**PAGE EXCERPT:**
That's what I figured and I intend to do the same to be honest. Its a shade frustrating that some folks just cut these things and stop one thing form working to make something else work.

Loving the progress on yours RB. Those Alpine BT receivers are not cheap... I just looked as I thought it might be an option for me.
 

DomP182

ClioSport Club Member
  ph1 172, Arctic182
I used a 4 pint milk bottle to make a rain shield for my wiper mechanism, I've got photos somewhere
 

hopgop1

ClioSport Club Member
Car has been into the garage for a service this week, as well as the little cooling system refresh I think I mentioned earlier.

I've always noticed with this car that the temp gauge on the dash warms up to the middle a lot quicker than my old one and if you go down hill for example, the needle will drop a notch or two, I'd done some research and it seemed most likely to be the coolant temp sensor at fault. I figured I'd throw a new genuine thermostat at it at the same time, because if a new CTS didn't solve the issue I'd be annoyed if the nice neon type D I've bought had to be dropped out.

**RAW DATA:**
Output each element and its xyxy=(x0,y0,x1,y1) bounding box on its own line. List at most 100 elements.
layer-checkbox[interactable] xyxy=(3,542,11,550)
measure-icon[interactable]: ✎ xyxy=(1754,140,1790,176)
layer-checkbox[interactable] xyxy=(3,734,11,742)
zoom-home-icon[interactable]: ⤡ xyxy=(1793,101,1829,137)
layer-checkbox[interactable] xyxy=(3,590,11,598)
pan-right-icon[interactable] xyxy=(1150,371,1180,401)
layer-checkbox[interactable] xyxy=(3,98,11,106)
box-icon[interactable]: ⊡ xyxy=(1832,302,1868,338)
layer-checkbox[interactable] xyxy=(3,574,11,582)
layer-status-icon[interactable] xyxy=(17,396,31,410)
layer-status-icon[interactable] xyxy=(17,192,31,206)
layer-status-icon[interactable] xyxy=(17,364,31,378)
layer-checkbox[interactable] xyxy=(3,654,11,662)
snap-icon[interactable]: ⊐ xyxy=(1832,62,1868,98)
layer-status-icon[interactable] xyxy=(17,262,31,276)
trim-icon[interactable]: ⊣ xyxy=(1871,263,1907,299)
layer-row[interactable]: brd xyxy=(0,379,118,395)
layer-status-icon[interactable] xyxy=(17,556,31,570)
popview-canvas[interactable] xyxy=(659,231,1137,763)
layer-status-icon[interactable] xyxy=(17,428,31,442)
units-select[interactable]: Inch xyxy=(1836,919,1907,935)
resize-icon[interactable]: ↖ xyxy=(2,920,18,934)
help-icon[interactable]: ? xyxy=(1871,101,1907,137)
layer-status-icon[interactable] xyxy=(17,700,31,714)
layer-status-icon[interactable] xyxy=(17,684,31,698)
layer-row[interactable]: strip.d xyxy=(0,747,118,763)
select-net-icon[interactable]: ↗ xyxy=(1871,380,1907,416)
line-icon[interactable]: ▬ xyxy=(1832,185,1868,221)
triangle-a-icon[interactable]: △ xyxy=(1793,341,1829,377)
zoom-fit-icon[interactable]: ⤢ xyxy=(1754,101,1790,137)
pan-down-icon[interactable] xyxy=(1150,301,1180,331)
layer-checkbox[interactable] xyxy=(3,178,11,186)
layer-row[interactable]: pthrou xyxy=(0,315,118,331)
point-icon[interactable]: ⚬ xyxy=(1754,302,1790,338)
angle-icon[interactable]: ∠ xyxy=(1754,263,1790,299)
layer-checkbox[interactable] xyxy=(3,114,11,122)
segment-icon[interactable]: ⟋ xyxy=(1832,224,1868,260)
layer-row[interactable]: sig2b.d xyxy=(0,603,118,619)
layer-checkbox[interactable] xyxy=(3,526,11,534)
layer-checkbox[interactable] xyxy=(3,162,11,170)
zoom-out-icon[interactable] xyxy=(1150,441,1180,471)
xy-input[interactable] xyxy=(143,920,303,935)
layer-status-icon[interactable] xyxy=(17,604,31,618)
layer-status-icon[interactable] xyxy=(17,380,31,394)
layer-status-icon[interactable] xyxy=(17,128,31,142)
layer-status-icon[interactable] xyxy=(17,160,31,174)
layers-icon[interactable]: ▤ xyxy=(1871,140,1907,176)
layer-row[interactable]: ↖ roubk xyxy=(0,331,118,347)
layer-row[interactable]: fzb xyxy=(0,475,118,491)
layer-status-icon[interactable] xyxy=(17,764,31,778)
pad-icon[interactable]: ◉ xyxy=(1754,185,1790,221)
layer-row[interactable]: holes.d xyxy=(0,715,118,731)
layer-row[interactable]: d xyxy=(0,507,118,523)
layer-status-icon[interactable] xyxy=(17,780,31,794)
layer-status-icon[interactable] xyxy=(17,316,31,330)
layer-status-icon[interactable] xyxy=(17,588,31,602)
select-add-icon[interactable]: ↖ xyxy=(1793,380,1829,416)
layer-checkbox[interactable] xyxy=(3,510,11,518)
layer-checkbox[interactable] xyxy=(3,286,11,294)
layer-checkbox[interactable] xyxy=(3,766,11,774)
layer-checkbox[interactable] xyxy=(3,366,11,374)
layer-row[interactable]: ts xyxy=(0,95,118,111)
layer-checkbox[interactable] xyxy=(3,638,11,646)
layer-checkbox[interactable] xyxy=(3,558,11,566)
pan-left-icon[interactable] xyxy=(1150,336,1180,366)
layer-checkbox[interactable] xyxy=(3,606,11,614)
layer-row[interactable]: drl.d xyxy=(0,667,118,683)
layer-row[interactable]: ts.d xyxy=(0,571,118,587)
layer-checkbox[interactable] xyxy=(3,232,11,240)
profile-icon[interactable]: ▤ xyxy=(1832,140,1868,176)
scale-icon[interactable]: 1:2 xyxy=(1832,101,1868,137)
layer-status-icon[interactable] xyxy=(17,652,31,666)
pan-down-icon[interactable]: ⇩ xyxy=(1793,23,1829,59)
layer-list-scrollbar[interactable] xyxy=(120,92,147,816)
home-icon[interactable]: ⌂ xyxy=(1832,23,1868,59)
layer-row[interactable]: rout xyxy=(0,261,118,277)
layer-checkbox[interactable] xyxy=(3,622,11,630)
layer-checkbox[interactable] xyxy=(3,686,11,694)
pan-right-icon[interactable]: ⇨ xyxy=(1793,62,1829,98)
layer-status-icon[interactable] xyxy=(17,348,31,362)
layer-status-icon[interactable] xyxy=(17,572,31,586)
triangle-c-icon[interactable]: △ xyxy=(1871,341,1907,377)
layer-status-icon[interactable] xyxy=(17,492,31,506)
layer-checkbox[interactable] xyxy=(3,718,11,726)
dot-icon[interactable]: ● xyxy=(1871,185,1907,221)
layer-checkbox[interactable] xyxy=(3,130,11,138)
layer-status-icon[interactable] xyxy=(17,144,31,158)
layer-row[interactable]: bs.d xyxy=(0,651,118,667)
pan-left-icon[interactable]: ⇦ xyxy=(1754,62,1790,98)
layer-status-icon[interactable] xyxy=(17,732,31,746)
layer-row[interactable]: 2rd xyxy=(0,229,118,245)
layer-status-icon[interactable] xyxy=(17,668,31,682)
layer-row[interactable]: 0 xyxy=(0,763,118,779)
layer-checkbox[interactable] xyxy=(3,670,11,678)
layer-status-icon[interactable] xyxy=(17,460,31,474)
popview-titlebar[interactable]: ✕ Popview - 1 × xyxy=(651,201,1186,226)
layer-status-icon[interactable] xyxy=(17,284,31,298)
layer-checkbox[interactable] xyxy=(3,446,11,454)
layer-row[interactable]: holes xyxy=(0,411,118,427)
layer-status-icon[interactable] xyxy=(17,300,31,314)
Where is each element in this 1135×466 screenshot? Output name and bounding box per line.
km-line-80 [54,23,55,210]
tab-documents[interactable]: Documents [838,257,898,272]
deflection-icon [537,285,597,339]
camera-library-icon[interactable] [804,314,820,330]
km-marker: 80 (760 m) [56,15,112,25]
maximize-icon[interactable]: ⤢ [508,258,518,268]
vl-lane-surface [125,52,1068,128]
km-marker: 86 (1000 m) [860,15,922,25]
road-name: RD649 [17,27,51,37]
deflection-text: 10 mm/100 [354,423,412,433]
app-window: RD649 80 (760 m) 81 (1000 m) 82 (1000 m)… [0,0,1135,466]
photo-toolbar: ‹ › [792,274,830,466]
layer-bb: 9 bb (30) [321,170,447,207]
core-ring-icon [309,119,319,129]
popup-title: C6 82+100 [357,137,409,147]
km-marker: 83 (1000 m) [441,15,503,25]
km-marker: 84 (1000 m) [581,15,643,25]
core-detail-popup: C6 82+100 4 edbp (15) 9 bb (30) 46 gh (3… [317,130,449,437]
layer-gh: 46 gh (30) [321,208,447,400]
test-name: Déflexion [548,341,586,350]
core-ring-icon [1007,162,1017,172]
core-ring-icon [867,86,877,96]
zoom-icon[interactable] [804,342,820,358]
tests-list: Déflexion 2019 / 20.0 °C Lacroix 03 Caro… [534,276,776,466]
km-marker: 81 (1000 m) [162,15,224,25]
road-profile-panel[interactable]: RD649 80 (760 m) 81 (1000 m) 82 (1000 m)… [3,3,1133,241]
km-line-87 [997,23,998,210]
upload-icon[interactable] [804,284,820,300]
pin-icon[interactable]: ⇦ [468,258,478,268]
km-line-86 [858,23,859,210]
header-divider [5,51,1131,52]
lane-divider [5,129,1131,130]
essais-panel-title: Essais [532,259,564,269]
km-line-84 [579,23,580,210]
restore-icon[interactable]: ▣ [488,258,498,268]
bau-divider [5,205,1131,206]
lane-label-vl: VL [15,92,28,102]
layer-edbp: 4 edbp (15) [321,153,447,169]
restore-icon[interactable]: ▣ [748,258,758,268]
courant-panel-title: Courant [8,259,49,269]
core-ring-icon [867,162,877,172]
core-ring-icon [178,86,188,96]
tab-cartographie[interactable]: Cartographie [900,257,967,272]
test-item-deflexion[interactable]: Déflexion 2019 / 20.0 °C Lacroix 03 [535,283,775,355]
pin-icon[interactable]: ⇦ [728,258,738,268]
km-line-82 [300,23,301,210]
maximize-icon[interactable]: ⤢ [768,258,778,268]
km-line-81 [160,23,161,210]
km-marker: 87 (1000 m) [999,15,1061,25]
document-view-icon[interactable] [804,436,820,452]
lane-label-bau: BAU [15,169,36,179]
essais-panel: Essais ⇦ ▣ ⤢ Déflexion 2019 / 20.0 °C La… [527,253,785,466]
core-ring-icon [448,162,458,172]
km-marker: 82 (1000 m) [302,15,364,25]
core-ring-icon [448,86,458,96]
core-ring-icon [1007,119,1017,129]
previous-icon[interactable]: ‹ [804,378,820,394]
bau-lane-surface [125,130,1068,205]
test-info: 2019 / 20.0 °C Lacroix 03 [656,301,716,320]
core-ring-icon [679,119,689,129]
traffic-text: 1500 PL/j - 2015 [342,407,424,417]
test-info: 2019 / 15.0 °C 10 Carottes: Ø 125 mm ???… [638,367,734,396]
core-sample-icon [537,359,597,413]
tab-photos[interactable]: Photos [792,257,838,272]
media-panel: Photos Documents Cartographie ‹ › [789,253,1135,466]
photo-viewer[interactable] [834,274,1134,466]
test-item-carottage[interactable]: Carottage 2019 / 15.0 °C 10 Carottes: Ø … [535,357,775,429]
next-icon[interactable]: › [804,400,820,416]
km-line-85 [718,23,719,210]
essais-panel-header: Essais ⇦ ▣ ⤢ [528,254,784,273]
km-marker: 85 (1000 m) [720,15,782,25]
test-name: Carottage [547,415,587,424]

**ACTION ITEM:** Rewrite the paragraph of the Clio forum thread that begins "I've always noticed with this car" in a shorter form, keeping its main facts. The rows have nothing to do with this.

**SOLVED EXERCISE:** On this car, the dash temp gauge reaches the middle much faster than on the writer's old car, and going downhill the needle drops a notch or two. Research suggested the coolant temp sensor was the most likely cause. A new genuine thermostat went in at the same time, so the newly bought neon type D wouldn't have to be dropped out if a new CTS alone didn't fix the problem.